— Start of DATA SUPPLIED —

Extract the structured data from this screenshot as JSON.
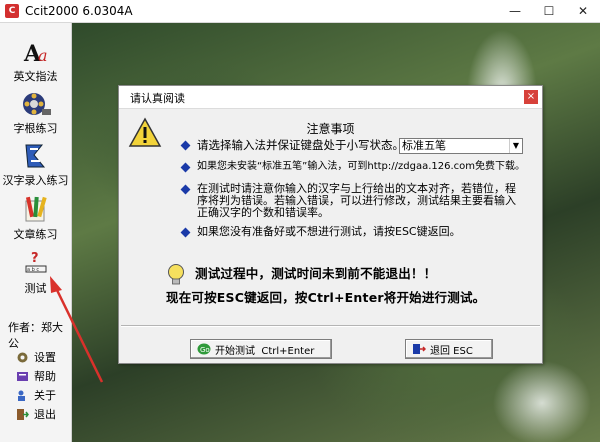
{
  "window": {
    "title": "Ccit2000 6.0304A",
    "app_icon_text": "C",
    "minimize": "—",
    "maximize": "☐",
    "close": "✕"
  },
  "sidebar": {
    "items": [
      {
        "label": "英文指法",
        "icon": "english-aa-icon"
      },
      {
        "label": "字根练习",
        "icon": "film-reel-icon"
      },
      {
        "label": "汉字录入练习",
        "icon": "chinese-input-icon"
      },
      {
        "label": "文章练习",
        "icon": "pencils-icon"
      },
      {
        "label": "测试",
        "icon": "test-question-icon"
      }
    ],
    "author": "作者：郑大公",
    "menu": [
      {
        "label": "设置",
        "icon": "gear-icon"
      },
      {
        "label": "帮助",
        "icon": "help-book-icon"
      },
      {
        "label": "关于",
        "icon": "about-icon"
      },
      {
        "label": "退出",
        "icon": "exit-icon"
      }
    ]
  },
  "dialog": {
    "title": "请认真阅读",
    "close": "×",
    "notice_title": "注意事项",
    "bullets": [
      "请选择输入法并保证键盘处于小写状态。",
      "如果您未安装“标准五笔”输入法，可到http://zdgaa.126.com免费下载。",
      "在测试时请注意你输入的汉字与上行给出的文本对齐，若错位，程序将判为错误。若输入错误，可以进行修改，测试结果主要看输入正确汉字的个数和错误率。",
      "如果您没有准备好或不想进行测试，请按ESC键返回。"
    ],
    "input_method": {
      "selected": "标准五笔"
    },
    "warning_line1": "测试过程中，测试时间未到前不能退出！！",
    "warning_line2": "现在可按ESC键返回，按Ctrl+Enter将开始进行测试。",
    "start_button": "开始测试  Ctrl+Enter",
    "back_button": "退回 ESC"
  },
  "colors": {
    "bullet": "#1a3aa8",
    "annotation_arrow": "#d9312b",
    "close_red": "#d7413a"
  }
}
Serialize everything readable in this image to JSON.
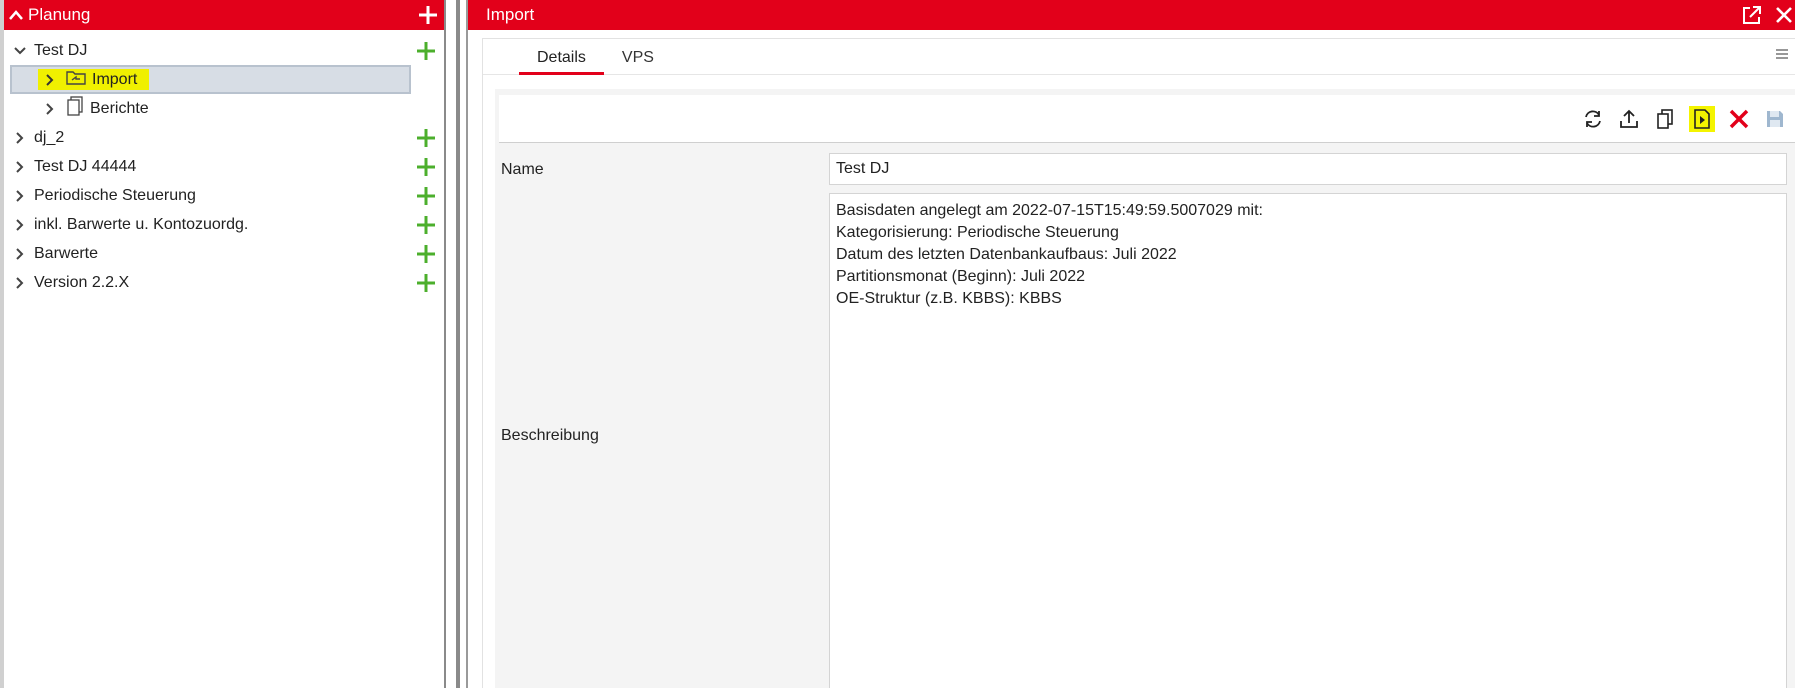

— End of DATA SUPPLIED —

# [WORK REQUIRED]
Output a faithful copy of the data, with each picture left out.

# [FINAL RESULT]
Extract the structured data from this screenshot as JSON.
{
  "window": {
    "title": "Ccit2000 6.0304A",
    "app_icon_text": "C",
    "minimize": "—",
    "maximize": "☐",
    "close": "✕"
  },
  "sidebar": {
    "items": [
      {
        "label": "英文指法",
        "icon": "english-aa-icon"
      },
      {
        "label": "字根练习",
        "icon": "film-reel-icon"
      },
      {
        "label": "汉字录入练习",
        "icon": "chinese-input-icon"
      },
      {
        "label": "文章练习",
        "icon": "pencils-icon"
      },
      {
        "label": "测试",
        "icon": "test-question-icon"
      }
    ],
    "author": "作者：郑大公",
    "menu": [
      {
        "label": "设置",
        "icon": "gear-icon"
      },
      {
        "label": "帮助",
        "icon": "help-book-icon"
      },
      {
        "label": "关于",
        "icon": "about-icon"
      },
      {
        "label": "退出",
        "icon": "exit-icon"
      }
    ]
  },
  "dialog": {
    "title": "请认真阅读",
    "close": "×",
    "notice_title": "注意事项",
    "bullets": [
      "请选择输入法并保证键盘处于小写状态。",
      "如果您未安装“标准五笔”输入法，可到http://zdgaa.126.com免费下载。",
      "在测试时请注意你输入的汉字与上行给出的文本对齐，若错位，程序将判为错误。若输入错误，可以进行修改，测试结果主要看输入正确汉字的个数和错误率。",
      "如果您没有准备好或不想进行测试，请按ESC键返回。"
    ],
    "input_method": {
      "selected": "标准五笔"
    },
    "warning_line1": "测试过程中，测试时间未到前不能退出！！",
    "warning_line2": "现在可按ESC键返回，按Ctrl+Enter将开始进行测试。",
    "start_button": "开始测试  Ctrl+Enter",
    "back_button": "退回 ESC"
  },
  "colors": {
    "bullet": "#1a3aa8",
    "annotation_arrow": "#d9312b",
    "close_red": "#d7413a"
  }
}
Serialize everything readable in this image to JSON.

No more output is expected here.